◆ DESCRIPTION OF THE TASK ◆
Put the lines of the listing into a numbered list, skipping any blank lines. Begin at the line that has "y-tick-label: 300 xyxy=(25,188,48,203)" and stop after the line that has "series-label: high risk phototherapy".

◆ DATA SHOWN ◆
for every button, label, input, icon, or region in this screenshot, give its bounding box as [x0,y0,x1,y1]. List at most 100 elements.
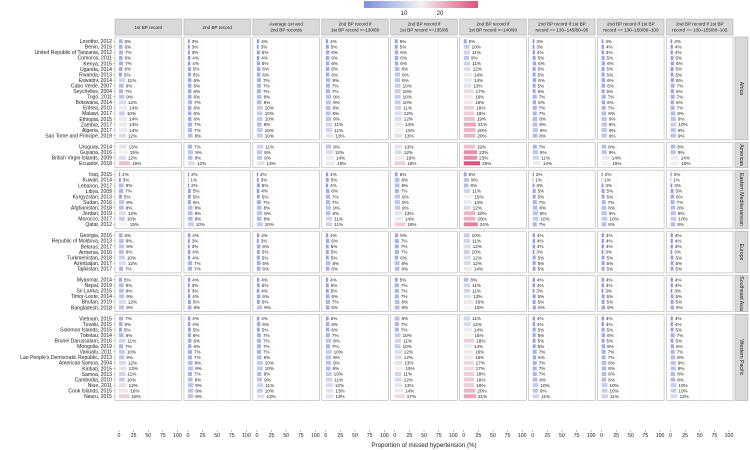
bar [187,299,191,304]
bar-value-label: 6% [125,322,132,327]
bar-value-label: 6% [193,344,200,349]
bar [601,255,605,260]
panel-header-strip [390,18,458,36]
bar [532,189,536,194]
bar [670,194,675,199]
bar-value-label: 9% [471,56,478,61]
bar-value-label: 4% [261,289,268,294]
panel-header-strip [459,18,527,36]
bar-value-label: 10% [541,383,550,388]
bar-value-label: 3% [674,250,681,255]
bar [463,211,476,216]
bar [532,344,536,349]
country-label: Tajikistan, 2017 [77,266,112,272]
bar-value-label: 5% [675,72,682,77]
bar-value-label: 4% [675,233,682,238]
panel-header-label: 2nd BP record if 1st BP [676,22,724,27]
bar [187,338,192,343]
bar-value-label: 7% [332,300,339,305]
bar [532,133,538,138]
bar-value-label: 6% [193,89,200,94]
bar-value-label: 9% [609,211,616,216]
x-tick-label: 50 [559,433,565,439]
bar-value-label: 8% [126,333,133,338]
bar [394,349,402,354]
bar-value-label: 9% [126,294,133,299]
x-tick-label: 0 [669,433,672,439]
bar-value-label: 4% [537,50,544,55]
bar-value-label: 7% [194,372,201,377]
bar-value-label: 6% [538,78,545,83]
bar [394,55,399,60]
bar-value-label: 6% [125,45,132,50]
bar [463,299,474,304]
x-tick-label: 50 [214,433,220,439]
bar-value-label: 9% [126,244,133,249]
bar [394,366,404,371]
bar [256,377,263,382]
bar-value-label: 5% [262,327,269,332]
bar-value-label: 11% [334,128,343,133]
bar-value-label: 6% [262,322,269,327]
bar [601,94,606,99]
bar [601,211,607,216]
country-label: Eritrea, 2010 [83,106,112,112]
bar-value-label: 8% [195,205,202,210]
bar-value-label: 12% [128,300,137,305]
bar-value-label: 15% [130,222,139,227]
country-label: Cambodia, 2010 [75,377,113,383]
x-tick-label: 0 [600,433,603,439]
bar [325,78,331,83]
bar [532,288,535,293]
x-tick-label: 50 [697,433,703,439]
bar [532,283,536,288]
bar-value-label: 18% [476,383,485,388]
bar [119,183,124,188]
bar [394,266,400,271]
bar [187,294,191,299]
bar-value-label: 6% [607,305,614,310]
region-strip-bg [734,36,749,141]
bar [119,255,125,260]
bar-value-label: 7% [263,344,270,349]
country-label: Nauru, 2015 [84,394,112,400]
bar [532,94,537,99]
bar [119,383,127,388]
bar-value-label: 8% [126,250,133,255]
bar-value-label: 12% [128,155,137,160]
bar-value-label: 6% [193,106,200,111]
bar-value-label: 7% [332,200,339,205]
bar-value-label: 6% [607,61,614,66]
bar-value-label: 5% [675,261,682,266]
bar [463,155,478,160]
bar-value-label: 9% [126,200,133,205]
x-axis: 0 25 50 75 100 [669,430,733,439]
bar-value-label: 14% [336,155,345,160]
bar [670,67,674,72]
bar [256,67,261,72]
bar [601,349,606,354]
bar [601,316,604,321]
bar-value-label: 7% [194,355,201,360]
bar [394,360,403,365]
bar [187,327,191,332]
bar-value-label: 9% [402,200,409,205]
country-label: Brunei Darussalam, 2016 [55,339,113,345]
bar-value-label: 5% [607,89,614,94]
bar [256,266,261,271]
bar-value-label: 16% [475,300,484,305]
bar [325,266,330,271]
bar-value-label: 20% [477,133,486,138]
bar [187,394,194,399]
bar [325,277,329,282]
bar [256,122,262,127]
bar [187,211,193,216]
bar [463,233,470,238]
bar [394,116,402,121]
bar [256,116,263,121]
bar-value-label: 10% [265,133,274,138]
bar-value-label: 12% [404,355,413,360]
bar [601,338,605,343]
bar [187,189,191,194]
bar [119,67,123,72]
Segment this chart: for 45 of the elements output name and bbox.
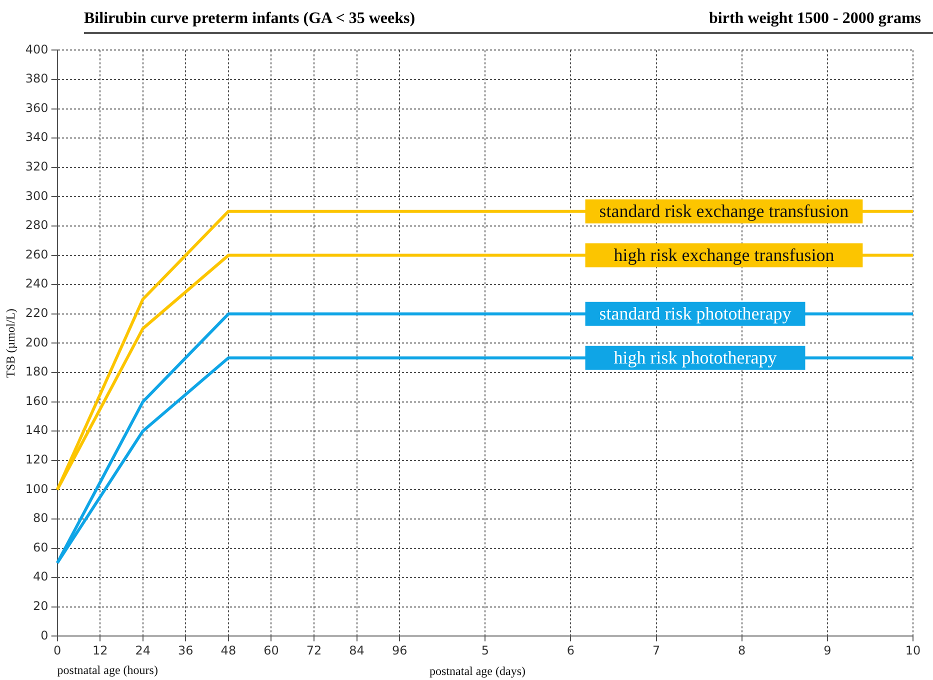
y-tick-label: 300 xyxy=(25,188,48,203)
x-tick-label: 72 xyxy=(306,644,322,658)
y-tick-label: 280 xyxy=(25,218,48,232)
x-tick-label: 60 xyxy=(264,644,279,658)
chart-subtitle: birth weight 1500 - 2000 grams xyxy=(709,10,921,28)
y-tick-label: 40 xyxy=(33,570,48,584)
x-tick-label: 6 xyxy=(566,644,575,658)
series-label: high risk phototherapy xyxy=(614,348,777,368)
y-tick-label: 180 xyxy=(25,364,48,379)
x-tick-label: 36 xyxy=(178,644,194,658)
series-label: standard risk exchange transfusion xyxy=(599,201,849,222)
x-axis-title: postnatal age (hours) xyxy=(57,662,158,677)
x-tick-label: 48 xyxy=(220,644,236,658)
y-tick-label: 260 xyxy=(25,247,48,262)
x-tick-label: 5 xyxy=(481,644,489,658)
series-label: standard risk phototherapy xyxy=(599,304,792,324)
y-tick-label: 0 xyxy=(40,628,48,642)
y-tick-label: 160 xyxy=(25,394,48,408)
y-tick-label: 120 xyxy=(25,452,48,467)
x-tick-label: 24 xyxy=(135,644,151,658)
series-label: high risk exchange transfusion xyxy=(614,245,834,266)
y-tick-label: 200 xyxy=(25,335,48,350)
text: postnatal age (days) xyxy=(430,664,526,678)
y-tick-label: 20 xyxy=(33,599,48,614)
x-tick-label: 8 xyxy=(738,644,746,658)
y-axis-title: TSB (µmol/L) xyxy=(3,308,18,378)
x-tick-label: 9 xyxy=(824,644,832,658)
y-tick-label: 320 xyxy=(25,160,48,174)
chart-title: Bilirubin curve preterm infants (GA < 35 weeks) xyxy=(84,10,416,28)
y-tick-label: 360 xyxy=(25,100,48,115)
y-tick-label: 400 xyxy=(25,42,48,56)
x-tick-label: 10 xyxy=(905,644,921,658)
x-tick-label: 12 xyxy=(92,644,108,658)
y-tick-label: 220 xyxy=(25,306,48,320)
y-tick-label: 100 xyxy=(25,482,48,496)
x-tick-label: 84 xyxy=(349,644,364,658)
y-tick-label: 380 xyxy=(25,72,48,86)
y-tick-label: 240 xyxy=(25,276,48,291)
x-tick-label: 96 xyxy=(392,644,408,658)
x-tick-label: 0 xyxy=(53,644,62,658)
y-tick-label: 340 xyxy=(25,130,48,144)
x-tick-label: 7 xyxy=(652,644,660,658)
y-tick-label: 80 xyxy=(33,511,48,526)
y-tick-label: 60 xyxy=(33,540,48,554)
y-tick-label: 140 xyxy=(25,423,48,438)
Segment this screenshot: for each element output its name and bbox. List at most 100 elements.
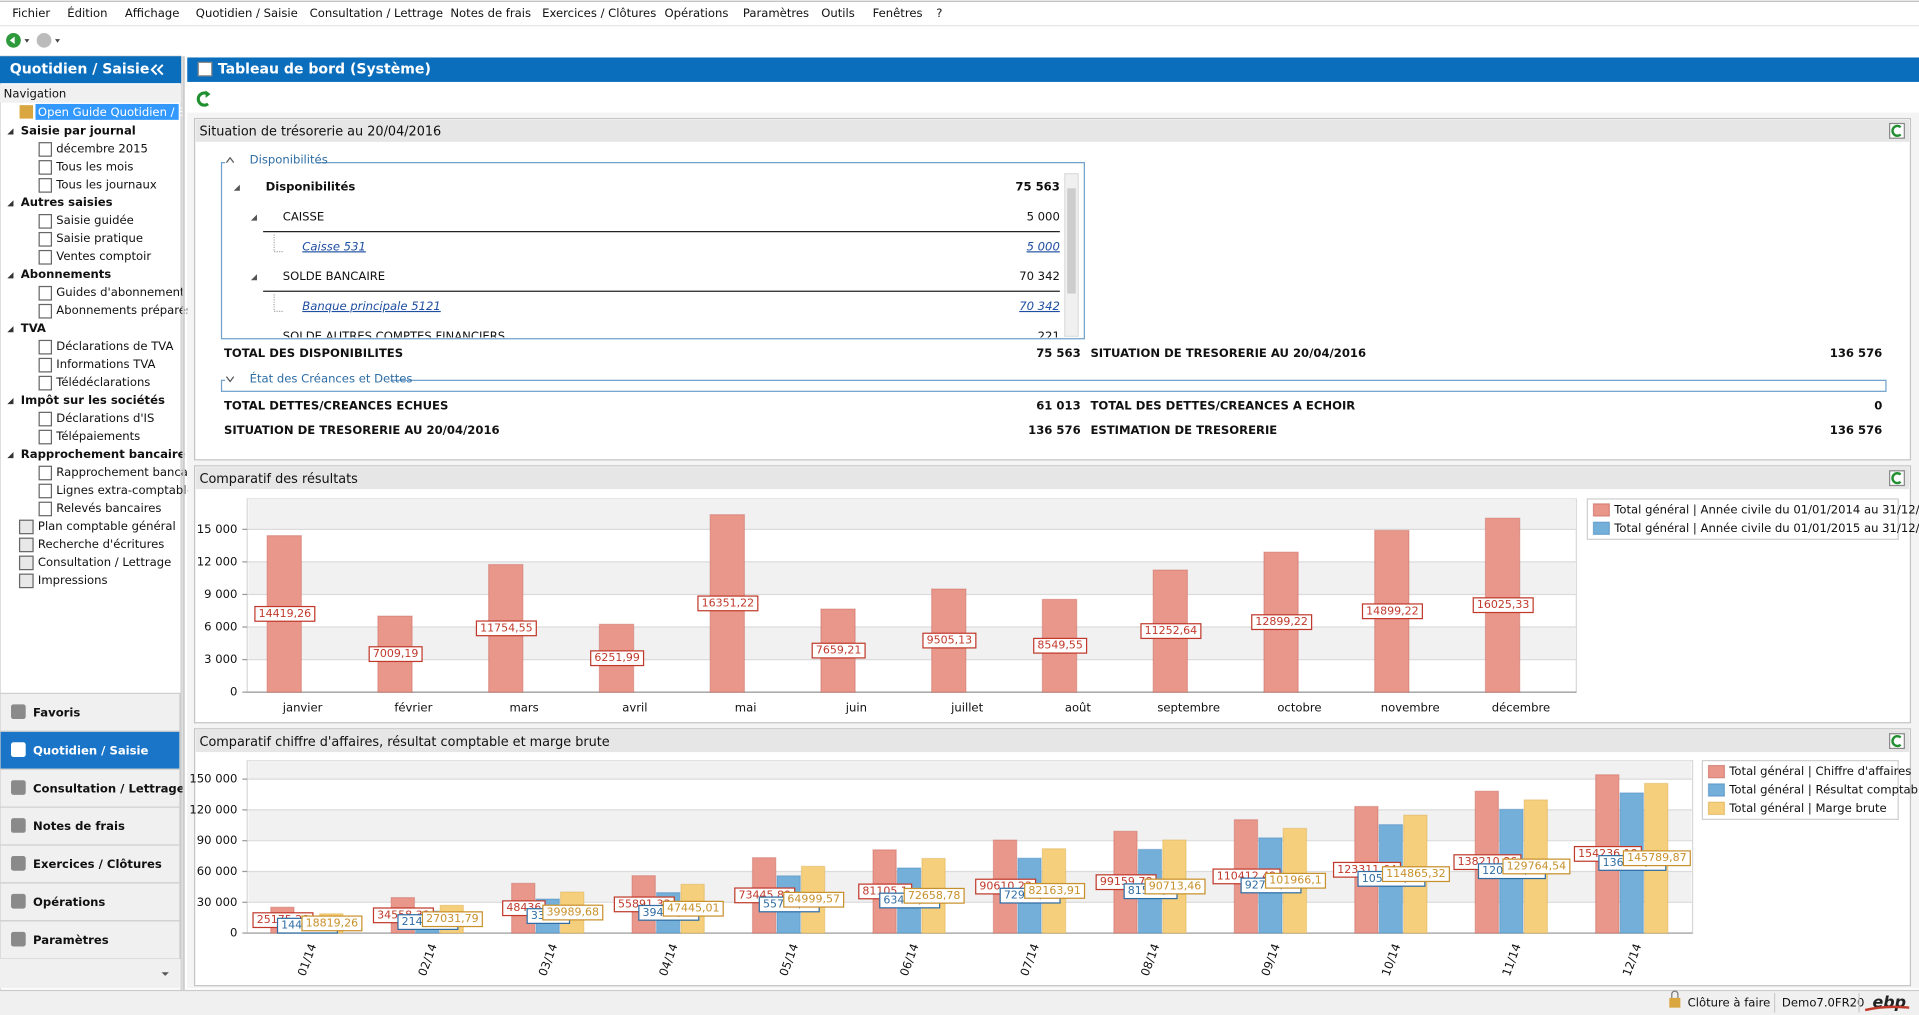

◆ WRITTEN REPLY ◆
1. y-tick-label: 300 xyxy=(25,188,48,203)
2. x-tick-label: 72 xyxy=(306,644,322,658)
3. y-tick-label: 280 xyxy=(25,218,48,232)
4. x-tick-label: 60 xyxy=(264,644,279,658)
5. chart-subtitle: birth weight 1500 - 2000 grams xyxy=(709,10,921,28)
6. y-tick-label: 40 xyxy=(33,570,48,584)
7. x-tick-label: 6 xyxy=(566,644,575,658)
8. series-label: high risk phototherapy xyxy=(614,348,777,368)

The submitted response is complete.